» **ROWS**:
↓

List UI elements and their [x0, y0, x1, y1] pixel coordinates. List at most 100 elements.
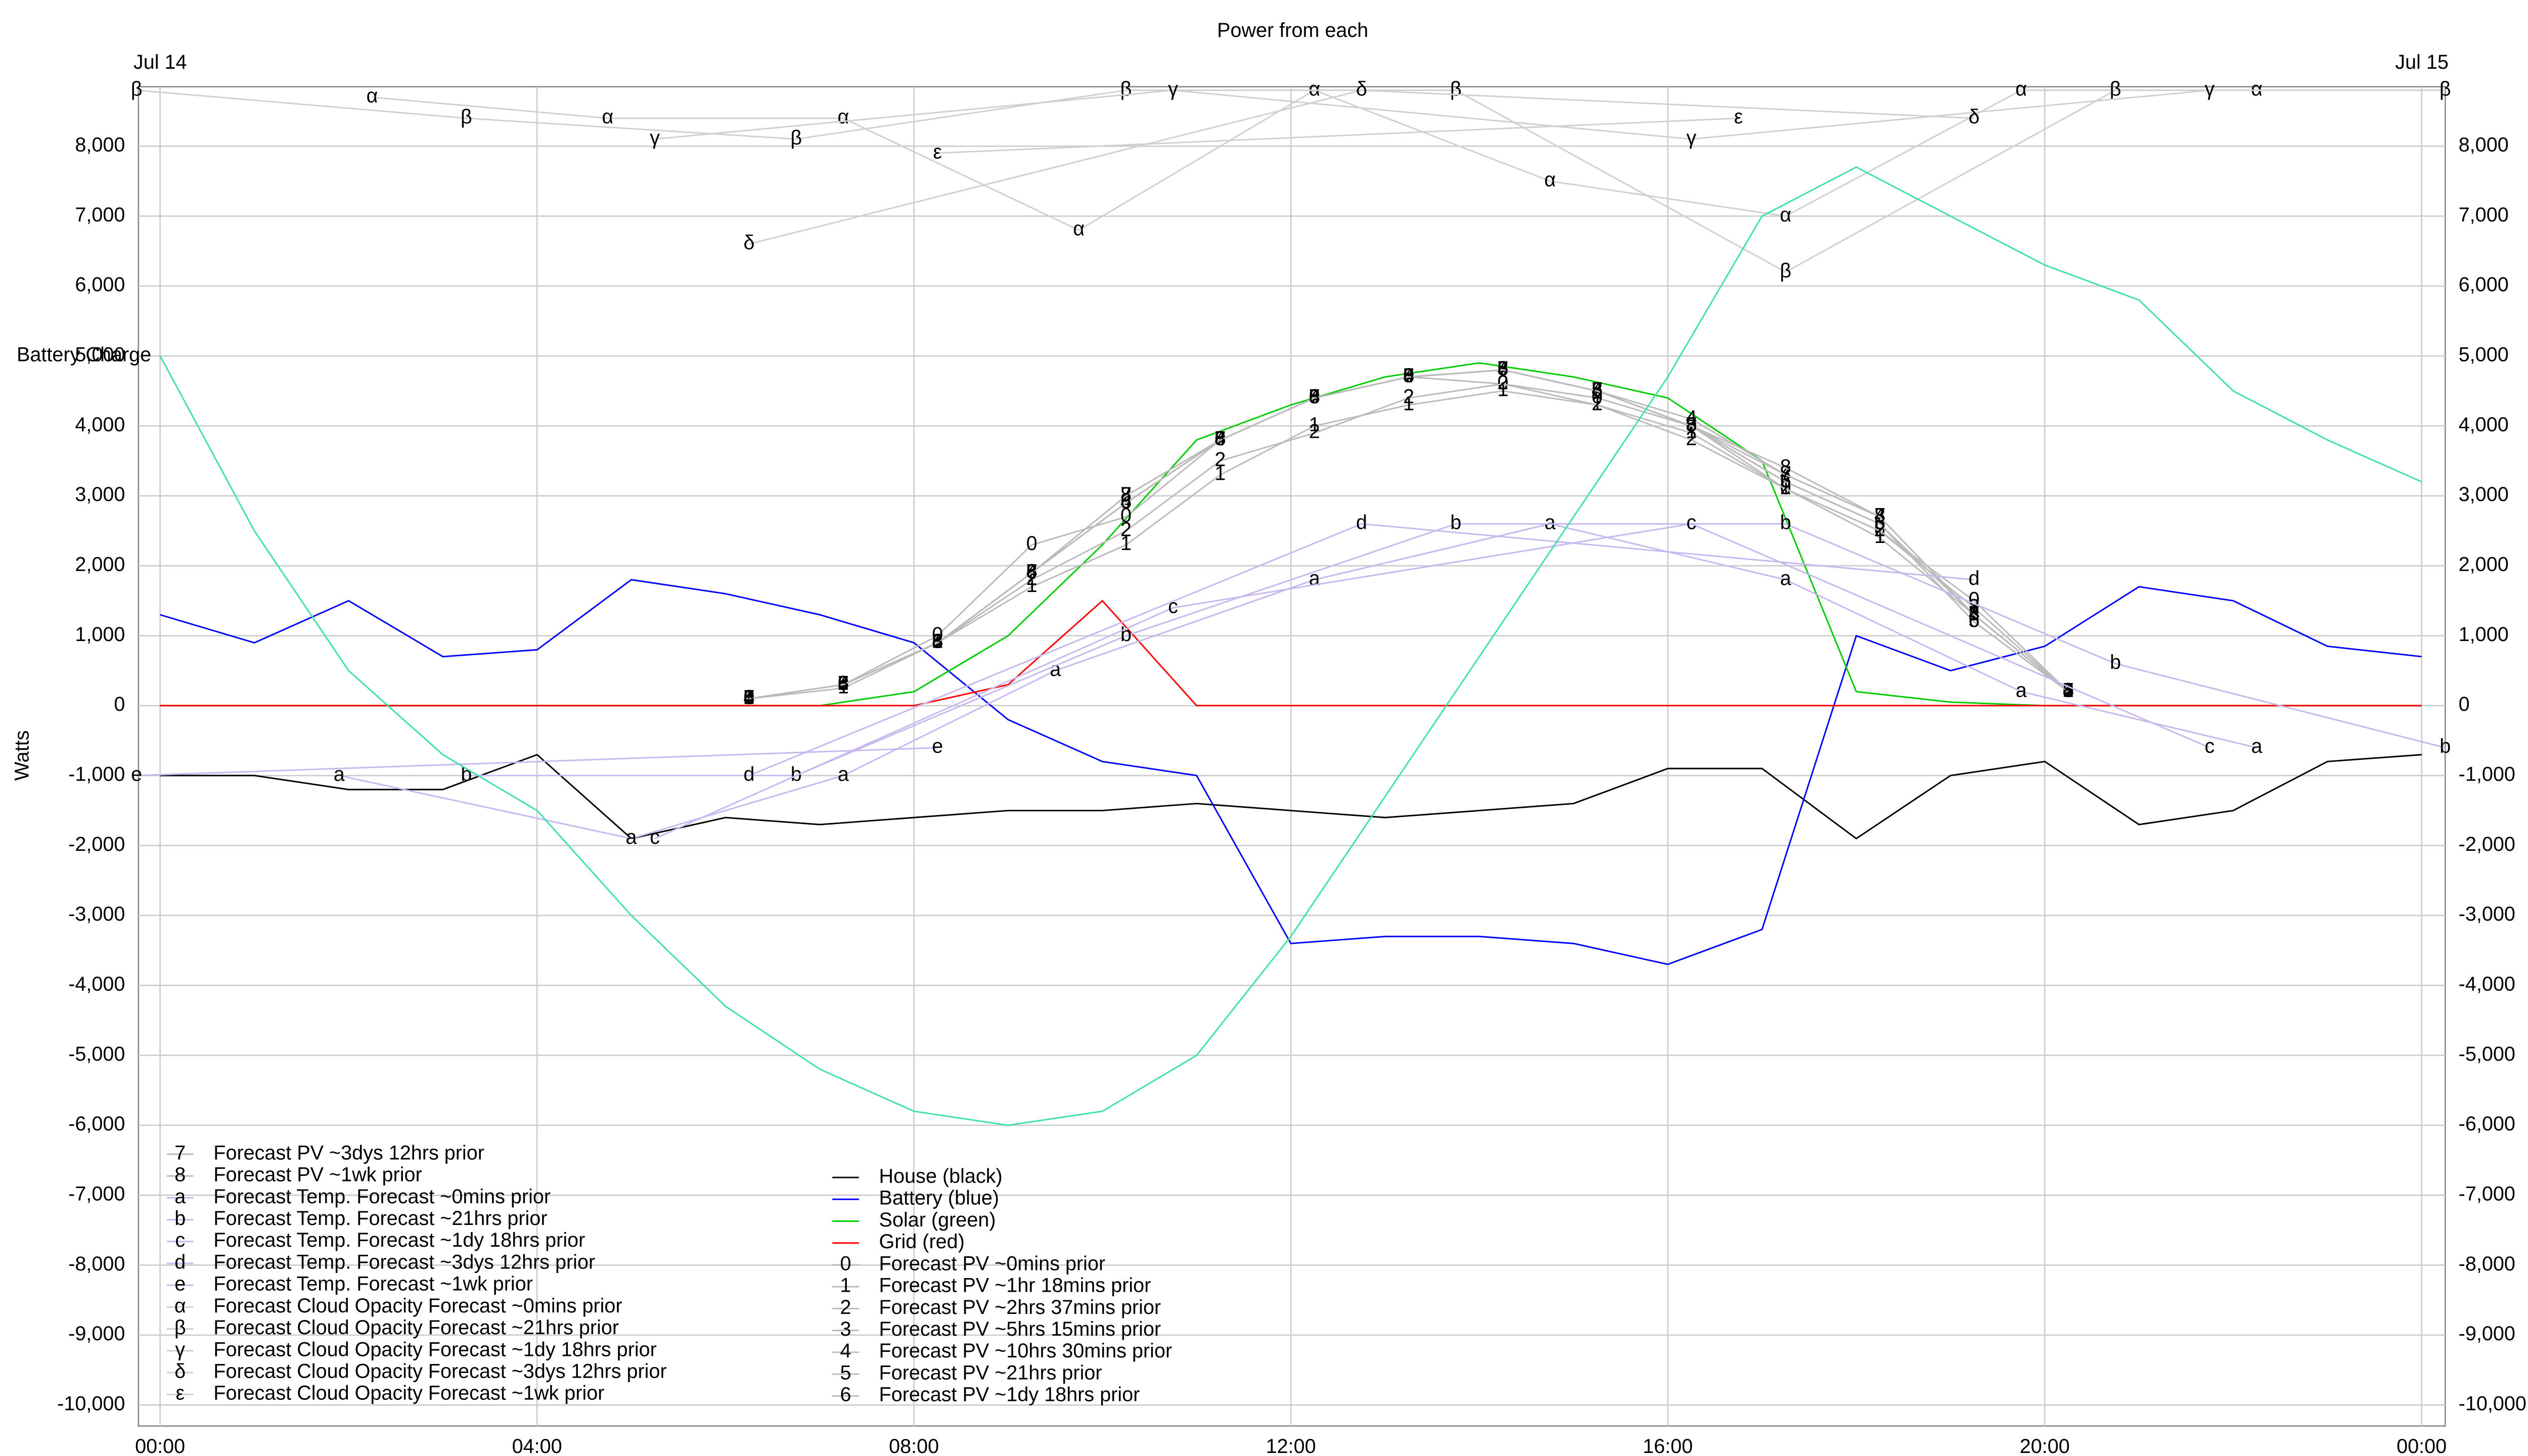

↑
↓

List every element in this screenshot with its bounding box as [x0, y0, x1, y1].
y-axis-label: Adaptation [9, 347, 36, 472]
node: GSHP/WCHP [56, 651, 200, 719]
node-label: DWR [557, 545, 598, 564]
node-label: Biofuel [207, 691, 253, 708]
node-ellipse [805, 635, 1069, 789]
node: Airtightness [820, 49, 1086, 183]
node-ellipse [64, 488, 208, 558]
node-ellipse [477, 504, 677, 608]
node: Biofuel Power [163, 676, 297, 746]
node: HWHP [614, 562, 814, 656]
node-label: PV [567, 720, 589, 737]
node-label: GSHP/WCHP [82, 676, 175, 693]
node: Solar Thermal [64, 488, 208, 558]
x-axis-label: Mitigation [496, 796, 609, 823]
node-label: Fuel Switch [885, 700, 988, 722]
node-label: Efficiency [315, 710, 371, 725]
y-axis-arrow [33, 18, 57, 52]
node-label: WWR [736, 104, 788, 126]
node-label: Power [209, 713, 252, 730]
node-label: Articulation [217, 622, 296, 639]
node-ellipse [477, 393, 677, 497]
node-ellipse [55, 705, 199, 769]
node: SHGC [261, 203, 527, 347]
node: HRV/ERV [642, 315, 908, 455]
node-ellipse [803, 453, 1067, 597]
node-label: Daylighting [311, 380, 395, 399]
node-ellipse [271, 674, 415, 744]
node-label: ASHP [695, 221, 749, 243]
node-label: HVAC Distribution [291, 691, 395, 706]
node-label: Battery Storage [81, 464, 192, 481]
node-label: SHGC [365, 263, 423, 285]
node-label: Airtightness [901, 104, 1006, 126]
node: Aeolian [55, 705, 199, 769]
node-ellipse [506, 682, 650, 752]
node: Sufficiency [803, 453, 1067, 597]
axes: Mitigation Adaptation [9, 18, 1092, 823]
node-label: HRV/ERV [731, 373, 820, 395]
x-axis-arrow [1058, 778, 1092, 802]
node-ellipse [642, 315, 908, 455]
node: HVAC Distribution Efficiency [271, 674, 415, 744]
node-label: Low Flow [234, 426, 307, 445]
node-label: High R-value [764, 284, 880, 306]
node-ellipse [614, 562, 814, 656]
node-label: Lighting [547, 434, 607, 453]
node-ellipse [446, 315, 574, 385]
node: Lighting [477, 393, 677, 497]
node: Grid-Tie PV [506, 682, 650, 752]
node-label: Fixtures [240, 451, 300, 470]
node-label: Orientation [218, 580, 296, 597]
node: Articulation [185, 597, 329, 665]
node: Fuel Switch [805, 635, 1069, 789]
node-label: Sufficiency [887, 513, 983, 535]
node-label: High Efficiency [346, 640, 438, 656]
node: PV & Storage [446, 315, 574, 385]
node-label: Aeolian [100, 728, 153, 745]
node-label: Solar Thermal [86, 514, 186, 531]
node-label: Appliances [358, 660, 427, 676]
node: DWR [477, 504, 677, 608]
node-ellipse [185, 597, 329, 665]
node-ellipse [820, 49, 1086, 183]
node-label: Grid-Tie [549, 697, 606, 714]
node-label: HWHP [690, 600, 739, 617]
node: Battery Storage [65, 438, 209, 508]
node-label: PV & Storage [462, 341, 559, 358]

↑

» **TASK PROMPT**:
Quote the listing lines exactly, beginning with the line containing "List every element" and ending with the line containing "node-label: Articulation [217, 622, 296, 639]", both included.

» **IN RESPONSE**:
List every element in this screenshot with its bounding box as [x0, y0, x1, y1].
y-axis-label: Adaptation [9, 347, 36, 472]
node: GSHP/WCHP [56, 651, 200, 719]
node-label: DWR [557, 545, 598, 564]
node-label: Biofuel [207, 691, 253, 708]
node-ellipse [805, 635, 1069, 789]
node: Airtightness [820, 49, 1086, 183]
node-ellipse [64, 488, 208, 558]
node-ellipse [477, 504, 677, 608]
node: Biofuel Power [163, 676, 297, 746]
node: HWHP [614, 562, 814, 656]
node-label: PV [567, 720, 589, 737]
node-label: GSHP/WCHP [82, 676, 175, 693]
node: Solar Thermal [64, 488, 208, 558]
x-axis-label: Mitigation [496, 796, 609, 823]
node-label: Fuel Switch [885, 700, 988, 722]
node-label: Efficiency [315, 710, 371, 725]
y-axis-arrow [33, 18, 57, 52]
node-label: WWR [736, 104, 788, 126]
node-label: Power [209, 713, 252, 730]
node-label: Articulation [217, 622, 296, 639]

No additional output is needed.